### YOUR TASK
Return the listing below exactly, with the pictures dropped.

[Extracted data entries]
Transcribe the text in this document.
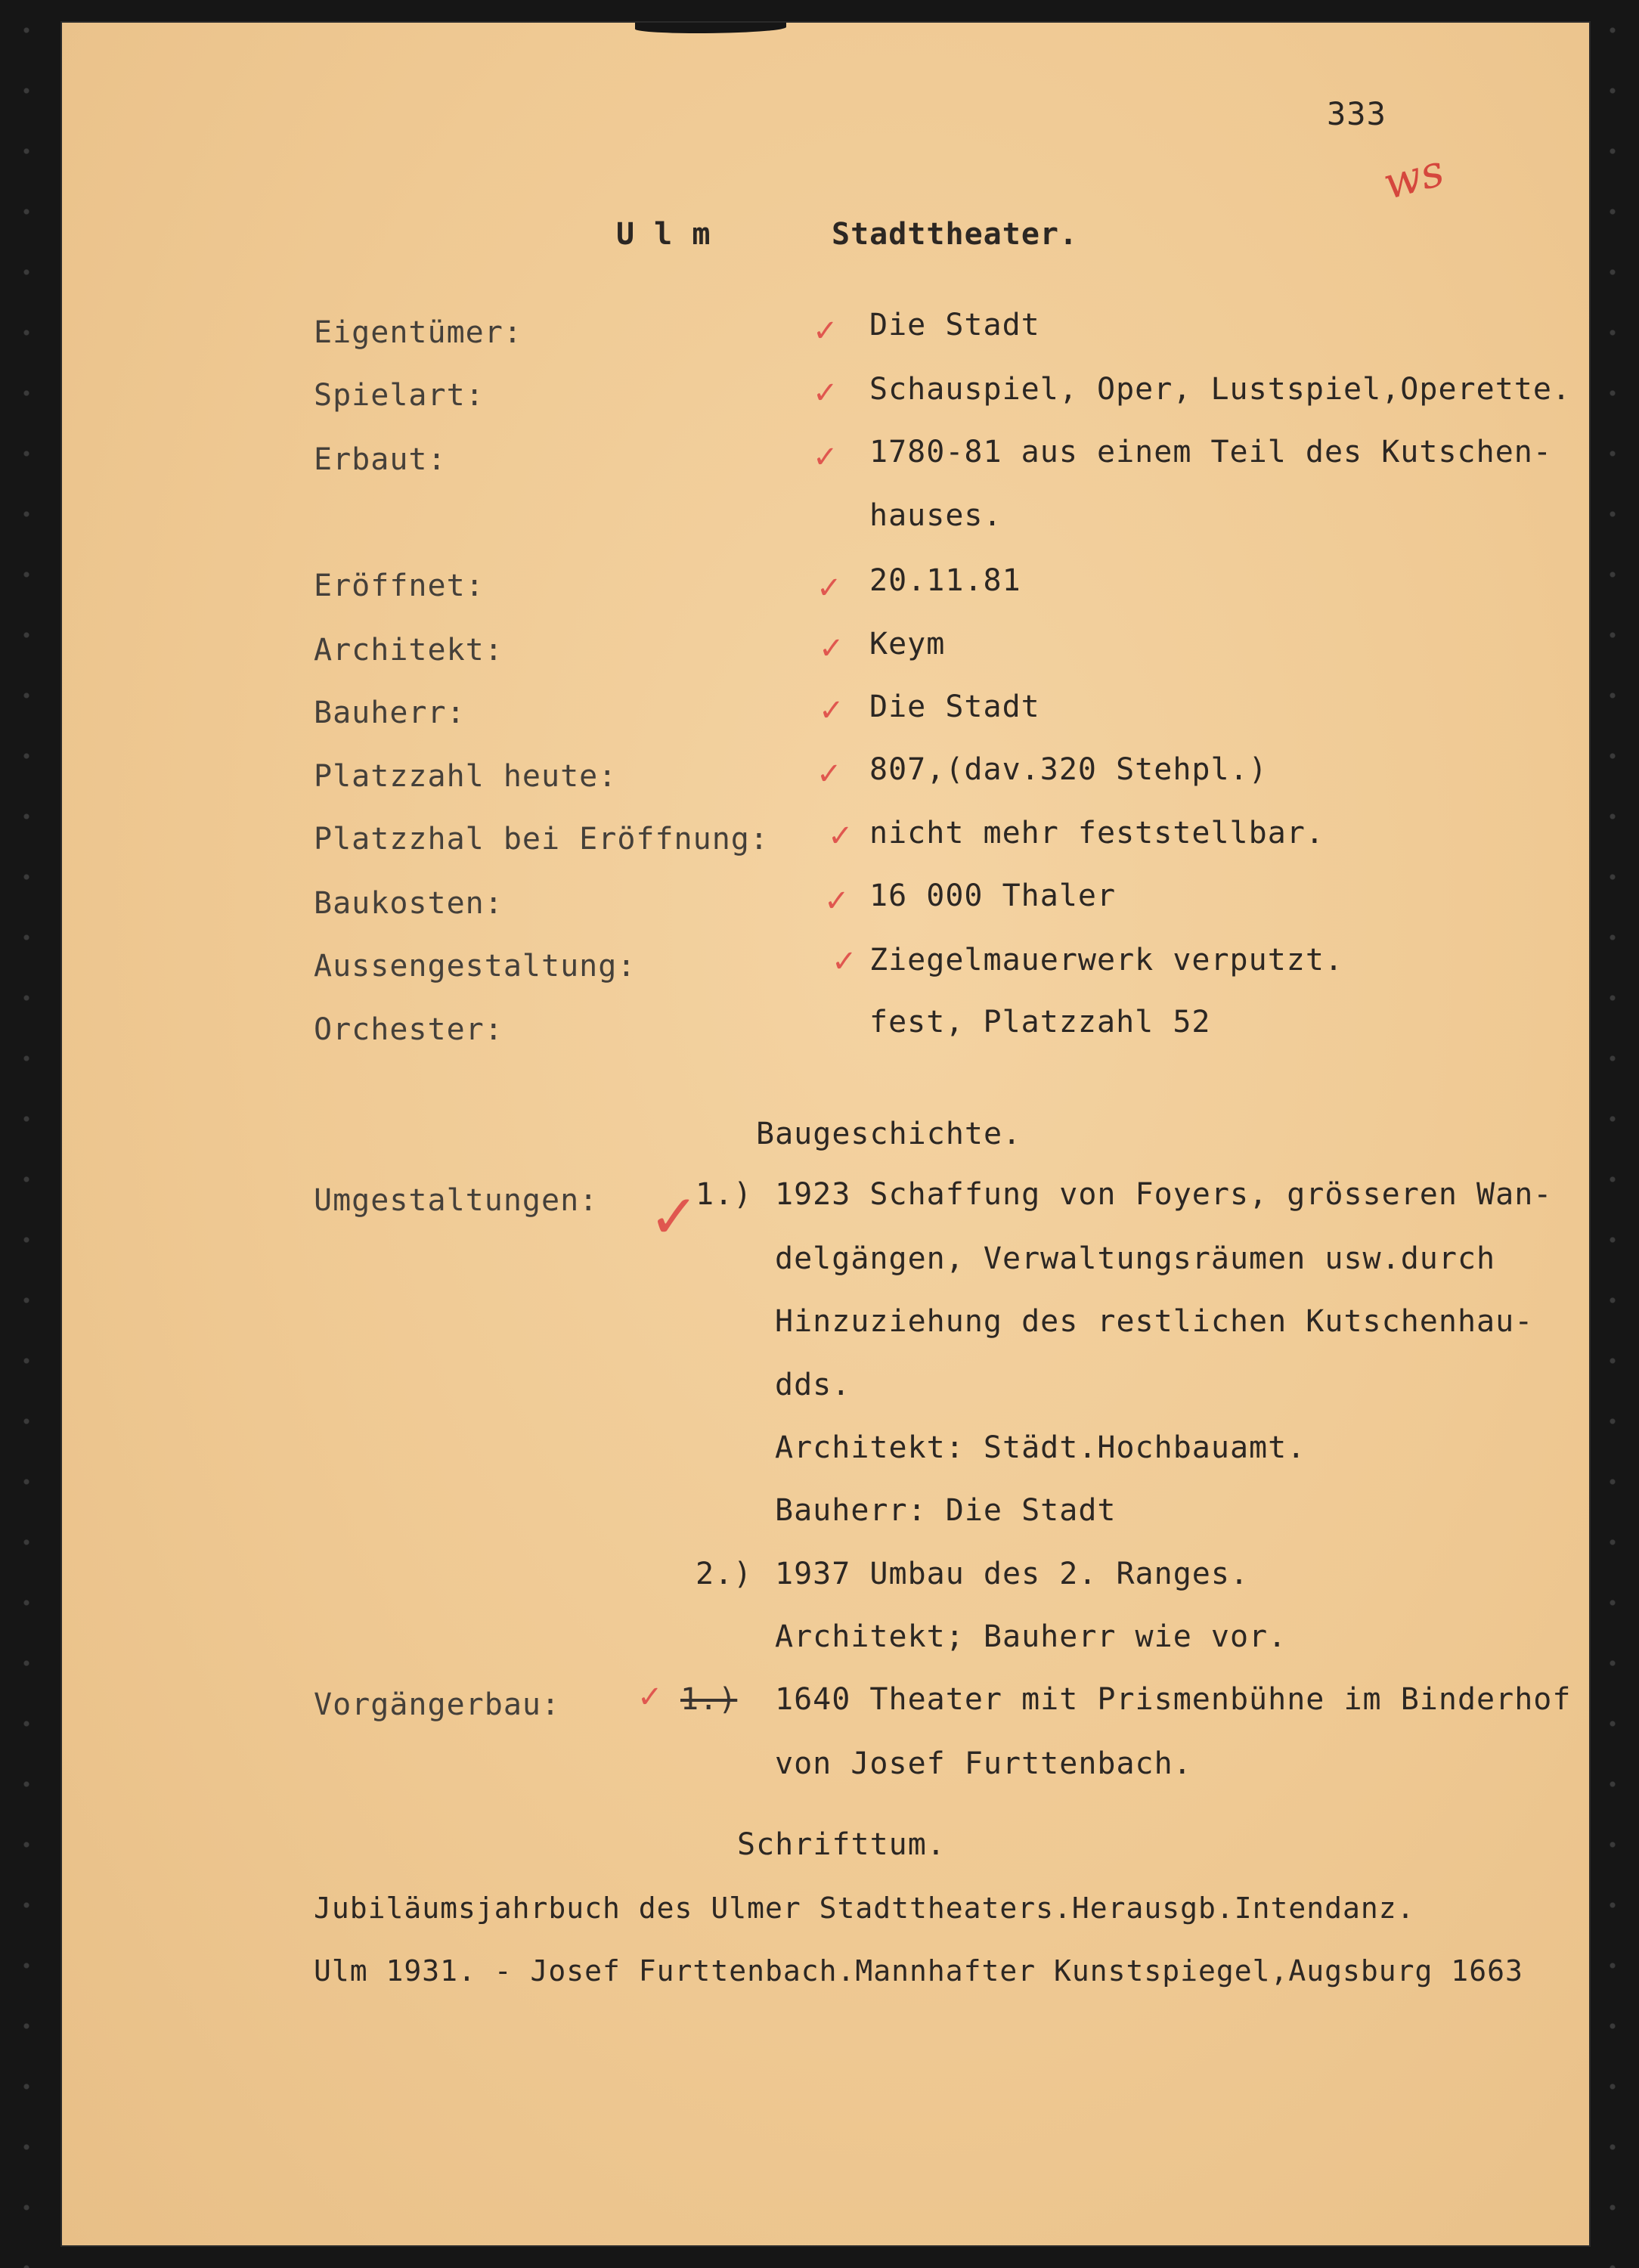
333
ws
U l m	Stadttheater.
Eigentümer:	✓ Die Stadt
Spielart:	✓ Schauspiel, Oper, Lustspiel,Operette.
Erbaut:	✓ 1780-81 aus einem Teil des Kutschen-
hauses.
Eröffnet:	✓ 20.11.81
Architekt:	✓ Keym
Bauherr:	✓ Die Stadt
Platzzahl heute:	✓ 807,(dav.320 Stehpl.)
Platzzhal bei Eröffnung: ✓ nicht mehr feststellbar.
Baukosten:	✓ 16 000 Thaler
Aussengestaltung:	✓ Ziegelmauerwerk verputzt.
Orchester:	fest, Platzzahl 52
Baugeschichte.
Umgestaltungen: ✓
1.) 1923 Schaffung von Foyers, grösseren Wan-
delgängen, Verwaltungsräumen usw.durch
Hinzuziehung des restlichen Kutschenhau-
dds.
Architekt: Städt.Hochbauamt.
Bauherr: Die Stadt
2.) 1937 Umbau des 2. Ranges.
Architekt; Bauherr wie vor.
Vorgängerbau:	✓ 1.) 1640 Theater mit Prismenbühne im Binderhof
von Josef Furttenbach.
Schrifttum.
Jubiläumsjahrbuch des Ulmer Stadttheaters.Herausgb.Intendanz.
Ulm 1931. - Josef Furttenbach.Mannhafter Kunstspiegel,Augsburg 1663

### TASK SOLUTION
Transcribe the text in this document.
333
ws
U l m	Stadttheater.
Eigentümer:	✓ Die Stadt
Spielart:	✓ Schauspiel, Oper, Lustspiel,Operette.
Erbaut:	✓ 1780-81 aus einem Teil des Kutschen-
hauses.
Eröffnet:	✓ 20.11.81
Architekt:	✓ Keym
Bauherr:	✓ Die Stadt
Platzzahl heute:	✓ 807,(dav.320 Stehpl.)
Platzzhal bei Eröffnung: ✓ nicht mehr feststellbar.
Baukosten:	✓ 16 000 Thaler
Aussengestaltung:	✓ Ziegelmauerwerk verputzt.
Orchester:	fest, Platzzahl 52
Baugeschichte.
Umgestaltungen: ✓
1.) 1923 Schaffung von Foyers, grösseren Wan-
delgängen, Verwaltungsräumen usw.durch
Hinzuziehung des restlichen Kutschenhau-
dds.
Architekt: Städt.Hochbauamt.
Bauherr: Die Stadt
2.) 1937 Umbau des 2. Ranges.
Architekt; Bauherr wie vor.
Vorgängerbau:	✓ 1.) 1640 Theater mit Prismenbühne im Binderhof
von Josef Furttenbach.
Schrifttum.
Jubiläumsjahrbuch des Ulmer Stadttheaters.Herausgb.Intendanz.
Ulm 1931. - Josef Furttenbach.Mannhafter Kunstspiegel,Augsburg 1663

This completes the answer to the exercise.